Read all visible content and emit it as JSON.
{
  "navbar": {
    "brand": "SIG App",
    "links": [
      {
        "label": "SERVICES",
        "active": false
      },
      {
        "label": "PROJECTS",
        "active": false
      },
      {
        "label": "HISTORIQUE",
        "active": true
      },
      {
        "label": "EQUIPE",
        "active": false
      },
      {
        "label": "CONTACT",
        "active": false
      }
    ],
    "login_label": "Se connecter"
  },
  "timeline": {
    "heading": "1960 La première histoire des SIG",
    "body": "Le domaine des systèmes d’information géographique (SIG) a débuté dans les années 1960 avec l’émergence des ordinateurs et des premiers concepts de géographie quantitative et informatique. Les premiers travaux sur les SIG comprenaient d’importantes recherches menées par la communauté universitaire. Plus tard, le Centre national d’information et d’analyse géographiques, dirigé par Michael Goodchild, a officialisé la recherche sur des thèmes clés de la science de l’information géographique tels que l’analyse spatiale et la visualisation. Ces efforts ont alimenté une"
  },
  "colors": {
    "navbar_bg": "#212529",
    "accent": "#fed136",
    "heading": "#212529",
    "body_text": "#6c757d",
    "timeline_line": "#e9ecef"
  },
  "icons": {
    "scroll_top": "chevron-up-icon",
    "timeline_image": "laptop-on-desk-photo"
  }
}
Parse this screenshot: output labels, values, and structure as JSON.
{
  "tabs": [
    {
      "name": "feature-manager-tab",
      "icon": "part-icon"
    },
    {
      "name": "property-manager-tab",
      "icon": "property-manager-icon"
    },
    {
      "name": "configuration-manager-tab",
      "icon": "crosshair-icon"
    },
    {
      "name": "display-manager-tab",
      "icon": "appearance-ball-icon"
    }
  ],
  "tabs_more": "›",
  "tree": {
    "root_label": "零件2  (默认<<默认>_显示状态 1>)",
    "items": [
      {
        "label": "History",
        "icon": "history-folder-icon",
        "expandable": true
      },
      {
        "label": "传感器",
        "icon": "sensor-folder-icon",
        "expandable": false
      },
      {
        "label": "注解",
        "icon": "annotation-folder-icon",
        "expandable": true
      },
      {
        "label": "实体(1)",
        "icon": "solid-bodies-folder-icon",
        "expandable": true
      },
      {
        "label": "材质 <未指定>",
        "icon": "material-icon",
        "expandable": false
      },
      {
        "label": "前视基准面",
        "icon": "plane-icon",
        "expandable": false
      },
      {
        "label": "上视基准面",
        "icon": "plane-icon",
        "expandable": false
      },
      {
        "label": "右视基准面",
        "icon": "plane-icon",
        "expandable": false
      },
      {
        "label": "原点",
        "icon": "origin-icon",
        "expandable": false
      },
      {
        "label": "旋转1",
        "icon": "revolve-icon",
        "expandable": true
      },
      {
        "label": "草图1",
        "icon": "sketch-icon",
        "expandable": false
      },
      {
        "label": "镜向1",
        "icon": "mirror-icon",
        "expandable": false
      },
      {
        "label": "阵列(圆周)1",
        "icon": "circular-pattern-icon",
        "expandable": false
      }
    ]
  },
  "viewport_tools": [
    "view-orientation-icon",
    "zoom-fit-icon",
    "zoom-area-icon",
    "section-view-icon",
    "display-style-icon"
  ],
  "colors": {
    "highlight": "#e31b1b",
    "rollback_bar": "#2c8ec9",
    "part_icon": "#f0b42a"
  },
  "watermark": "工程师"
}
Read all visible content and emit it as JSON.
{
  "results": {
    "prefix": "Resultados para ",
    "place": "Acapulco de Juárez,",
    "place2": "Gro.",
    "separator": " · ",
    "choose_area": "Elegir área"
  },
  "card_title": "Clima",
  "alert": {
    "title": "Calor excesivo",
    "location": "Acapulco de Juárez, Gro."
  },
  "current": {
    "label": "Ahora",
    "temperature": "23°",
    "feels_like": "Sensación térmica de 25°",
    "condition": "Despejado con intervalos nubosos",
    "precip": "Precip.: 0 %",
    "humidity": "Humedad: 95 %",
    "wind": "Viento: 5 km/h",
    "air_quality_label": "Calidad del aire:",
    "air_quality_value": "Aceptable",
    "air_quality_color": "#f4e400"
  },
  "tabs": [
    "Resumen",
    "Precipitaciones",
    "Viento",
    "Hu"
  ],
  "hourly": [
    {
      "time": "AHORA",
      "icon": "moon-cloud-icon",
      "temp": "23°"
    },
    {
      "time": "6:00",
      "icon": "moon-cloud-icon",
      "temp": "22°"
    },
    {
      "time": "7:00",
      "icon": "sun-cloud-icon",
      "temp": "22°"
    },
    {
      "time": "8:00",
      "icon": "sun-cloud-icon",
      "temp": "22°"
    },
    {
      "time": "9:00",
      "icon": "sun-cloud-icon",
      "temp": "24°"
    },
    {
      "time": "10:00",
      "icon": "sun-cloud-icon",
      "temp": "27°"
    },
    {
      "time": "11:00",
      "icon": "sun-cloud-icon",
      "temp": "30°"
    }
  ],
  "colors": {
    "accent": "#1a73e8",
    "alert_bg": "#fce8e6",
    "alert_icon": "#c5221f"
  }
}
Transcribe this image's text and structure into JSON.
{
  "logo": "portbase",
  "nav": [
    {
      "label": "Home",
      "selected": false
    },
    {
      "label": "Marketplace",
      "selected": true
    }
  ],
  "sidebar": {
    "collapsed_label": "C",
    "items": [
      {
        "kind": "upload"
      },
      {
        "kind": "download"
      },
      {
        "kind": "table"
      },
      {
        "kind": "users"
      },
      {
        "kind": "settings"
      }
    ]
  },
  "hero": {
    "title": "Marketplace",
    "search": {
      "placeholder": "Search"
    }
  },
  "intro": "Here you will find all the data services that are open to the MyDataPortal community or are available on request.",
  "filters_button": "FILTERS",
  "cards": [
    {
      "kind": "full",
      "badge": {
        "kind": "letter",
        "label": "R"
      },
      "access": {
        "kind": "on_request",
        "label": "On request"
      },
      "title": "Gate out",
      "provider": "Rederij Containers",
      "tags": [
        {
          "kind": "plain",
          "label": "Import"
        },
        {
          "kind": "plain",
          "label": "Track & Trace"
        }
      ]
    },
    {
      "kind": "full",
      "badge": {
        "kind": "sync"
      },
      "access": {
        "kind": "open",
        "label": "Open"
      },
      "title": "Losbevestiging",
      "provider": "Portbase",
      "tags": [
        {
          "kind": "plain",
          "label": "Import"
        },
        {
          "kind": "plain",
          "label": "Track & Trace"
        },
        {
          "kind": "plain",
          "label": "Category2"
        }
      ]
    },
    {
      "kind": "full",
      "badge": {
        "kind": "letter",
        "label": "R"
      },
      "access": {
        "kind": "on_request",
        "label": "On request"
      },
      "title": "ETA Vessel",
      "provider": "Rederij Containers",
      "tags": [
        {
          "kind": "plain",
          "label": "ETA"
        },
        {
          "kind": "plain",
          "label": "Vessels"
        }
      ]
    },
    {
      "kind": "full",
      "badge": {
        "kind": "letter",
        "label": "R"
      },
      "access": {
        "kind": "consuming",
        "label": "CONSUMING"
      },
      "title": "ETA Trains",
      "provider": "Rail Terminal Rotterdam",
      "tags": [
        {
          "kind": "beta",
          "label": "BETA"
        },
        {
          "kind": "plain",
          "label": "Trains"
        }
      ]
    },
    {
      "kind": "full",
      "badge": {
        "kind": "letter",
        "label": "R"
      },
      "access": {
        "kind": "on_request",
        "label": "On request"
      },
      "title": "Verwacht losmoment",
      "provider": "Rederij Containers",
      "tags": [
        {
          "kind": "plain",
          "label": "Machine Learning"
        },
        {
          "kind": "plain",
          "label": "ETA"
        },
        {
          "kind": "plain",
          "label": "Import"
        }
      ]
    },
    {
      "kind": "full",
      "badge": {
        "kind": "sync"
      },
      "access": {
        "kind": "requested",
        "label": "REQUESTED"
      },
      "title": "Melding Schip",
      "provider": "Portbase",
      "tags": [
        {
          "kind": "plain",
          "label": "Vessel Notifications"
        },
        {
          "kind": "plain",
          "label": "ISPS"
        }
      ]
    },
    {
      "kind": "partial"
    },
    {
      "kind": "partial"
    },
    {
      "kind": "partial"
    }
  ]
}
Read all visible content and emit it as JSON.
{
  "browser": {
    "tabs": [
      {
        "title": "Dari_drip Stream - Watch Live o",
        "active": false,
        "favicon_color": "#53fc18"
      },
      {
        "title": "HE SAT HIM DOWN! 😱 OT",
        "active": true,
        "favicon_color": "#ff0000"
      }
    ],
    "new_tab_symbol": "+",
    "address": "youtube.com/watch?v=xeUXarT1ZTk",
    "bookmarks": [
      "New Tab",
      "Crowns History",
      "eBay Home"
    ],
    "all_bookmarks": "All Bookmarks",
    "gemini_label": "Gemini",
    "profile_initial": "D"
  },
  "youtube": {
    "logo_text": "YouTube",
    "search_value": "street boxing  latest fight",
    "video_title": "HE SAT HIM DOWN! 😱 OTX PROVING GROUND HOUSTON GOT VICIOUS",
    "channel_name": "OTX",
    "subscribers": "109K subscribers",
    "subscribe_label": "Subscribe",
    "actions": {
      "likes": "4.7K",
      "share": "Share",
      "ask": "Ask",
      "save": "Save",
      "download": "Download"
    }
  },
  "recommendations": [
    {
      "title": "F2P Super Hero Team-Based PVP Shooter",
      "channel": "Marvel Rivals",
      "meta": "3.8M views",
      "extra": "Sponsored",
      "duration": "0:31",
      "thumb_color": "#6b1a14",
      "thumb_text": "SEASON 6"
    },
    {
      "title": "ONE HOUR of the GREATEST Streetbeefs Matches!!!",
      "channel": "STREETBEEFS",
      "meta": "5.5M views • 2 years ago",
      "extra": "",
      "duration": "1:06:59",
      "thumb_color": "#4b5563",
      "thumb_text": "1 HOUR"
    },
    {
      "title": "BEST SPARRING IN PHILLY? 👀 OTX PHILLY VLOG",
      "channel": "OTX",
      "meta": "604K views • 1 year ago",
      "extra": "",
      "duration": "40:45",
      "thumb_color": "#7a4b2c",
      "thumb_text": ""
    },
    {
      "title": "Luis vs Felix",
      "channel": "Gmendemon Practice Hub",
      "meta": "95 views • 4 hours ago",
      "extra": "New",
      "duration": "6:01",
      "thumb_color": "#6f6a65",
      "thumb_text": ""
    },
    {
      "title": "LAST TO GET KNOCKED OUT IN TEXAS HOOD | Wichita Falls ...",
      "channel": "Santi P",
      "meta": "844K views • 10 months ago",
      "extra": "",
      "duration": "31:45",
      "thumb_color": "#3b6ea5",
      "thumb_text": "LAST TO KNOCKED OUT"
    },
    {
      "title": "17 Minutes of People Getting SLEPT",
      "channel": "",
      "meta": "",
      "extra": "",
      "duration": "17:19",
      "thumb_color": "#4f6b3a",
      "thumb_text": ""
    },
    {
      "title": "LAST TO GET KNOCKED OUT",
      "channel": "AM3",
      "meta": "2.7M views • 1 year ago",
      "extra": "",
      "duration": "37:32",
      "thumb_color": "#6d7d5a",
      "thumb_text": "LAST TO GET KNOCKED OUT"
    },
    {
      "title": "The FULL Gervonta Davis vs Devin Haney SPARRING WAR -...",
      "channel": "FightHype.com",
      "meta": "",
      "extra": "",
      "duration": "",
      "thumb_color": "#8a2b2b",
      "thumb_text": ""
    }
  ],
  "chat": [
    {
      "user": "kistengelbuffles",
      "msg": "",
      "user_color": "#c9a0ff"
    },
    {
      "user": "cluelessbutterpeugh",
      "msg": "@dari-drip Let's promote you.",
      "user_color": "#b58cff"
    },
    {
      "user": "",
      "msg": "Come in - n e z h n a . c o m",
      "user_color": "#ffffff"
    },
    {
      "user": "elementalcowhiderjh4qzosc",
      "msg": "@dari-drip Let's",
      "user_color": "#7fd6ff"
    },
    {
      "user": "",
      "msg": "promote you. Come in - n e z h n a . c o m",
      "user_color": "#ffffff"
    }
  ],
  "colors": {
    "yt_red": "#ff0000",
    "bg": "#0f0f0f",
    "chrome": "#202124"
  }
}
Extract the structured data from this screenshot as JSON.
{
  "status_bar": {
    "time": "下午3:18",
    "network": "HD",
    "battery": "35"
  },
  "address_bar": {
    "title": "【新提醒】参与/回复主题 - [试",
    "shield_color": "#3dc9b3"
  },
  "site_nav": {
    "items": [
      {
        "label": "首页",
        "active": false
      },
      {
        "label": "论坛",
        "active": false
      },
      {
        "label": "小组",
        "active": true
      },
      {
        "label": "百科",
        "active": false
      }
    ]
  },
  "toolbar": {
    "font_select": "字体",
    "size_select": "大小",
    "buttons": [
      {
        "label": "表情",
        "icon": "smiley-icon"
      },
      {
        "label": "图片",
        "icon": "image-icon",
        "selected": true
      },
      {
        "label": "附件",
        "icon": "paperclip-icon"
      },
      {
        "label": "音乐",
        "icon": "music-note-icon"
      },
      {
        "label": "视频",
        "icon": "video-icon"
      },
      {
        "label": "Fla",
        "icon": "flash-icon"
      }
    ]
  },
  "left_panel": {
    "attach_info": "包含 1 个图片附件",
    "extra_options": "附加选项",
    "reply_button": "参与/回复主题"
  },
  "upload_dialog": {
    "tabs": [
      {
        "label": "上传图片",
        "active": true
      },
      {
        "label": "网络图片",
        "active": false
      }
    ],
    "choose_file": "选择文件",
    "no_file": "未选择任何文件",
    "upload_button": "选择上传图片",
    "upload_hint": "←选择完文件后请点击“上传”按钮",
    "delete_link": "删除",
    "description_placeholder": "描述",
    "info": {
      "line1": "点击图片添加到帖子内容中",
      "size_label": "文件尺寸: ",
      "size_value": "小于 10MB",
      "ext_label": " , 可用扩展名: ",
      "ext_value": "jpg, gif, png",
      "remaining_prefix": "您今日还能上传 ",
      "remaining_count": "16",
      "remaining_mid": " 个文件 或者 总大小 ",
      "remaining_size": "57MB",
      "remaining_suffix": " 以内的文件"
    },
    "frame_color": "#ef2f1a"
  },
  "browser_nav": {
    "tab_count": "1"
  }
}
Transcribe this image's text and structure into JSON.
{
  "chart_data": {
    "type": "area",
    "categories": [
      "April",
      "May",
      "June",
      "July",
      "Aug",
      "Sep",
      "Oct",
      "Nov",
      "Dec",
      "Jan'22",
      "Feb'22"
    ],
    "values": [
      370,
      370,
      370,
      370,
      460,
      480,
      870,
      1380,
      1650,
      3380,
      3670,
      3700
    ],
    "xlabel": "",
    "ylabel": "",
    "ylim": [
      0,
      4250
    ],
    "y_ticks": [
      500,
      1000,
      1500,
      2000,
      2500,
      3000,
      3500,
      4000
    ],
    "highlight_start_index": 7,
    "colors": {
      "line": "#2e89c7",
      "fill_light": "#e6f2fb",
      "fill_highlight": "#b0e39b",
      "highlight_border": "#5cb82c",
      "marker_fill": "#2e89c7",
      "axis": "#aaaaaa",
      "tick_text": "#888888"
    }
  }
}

# Objective:
Locate all lines holding the word "manager", then copy them out.

# Full answer:
      "name": "feature-manager-tab",
      "name": "property-manager-tab",
      "icon": "property-manager-icon"
      "name": "configuration-manager-tab",
      "name": "display-manager-tab",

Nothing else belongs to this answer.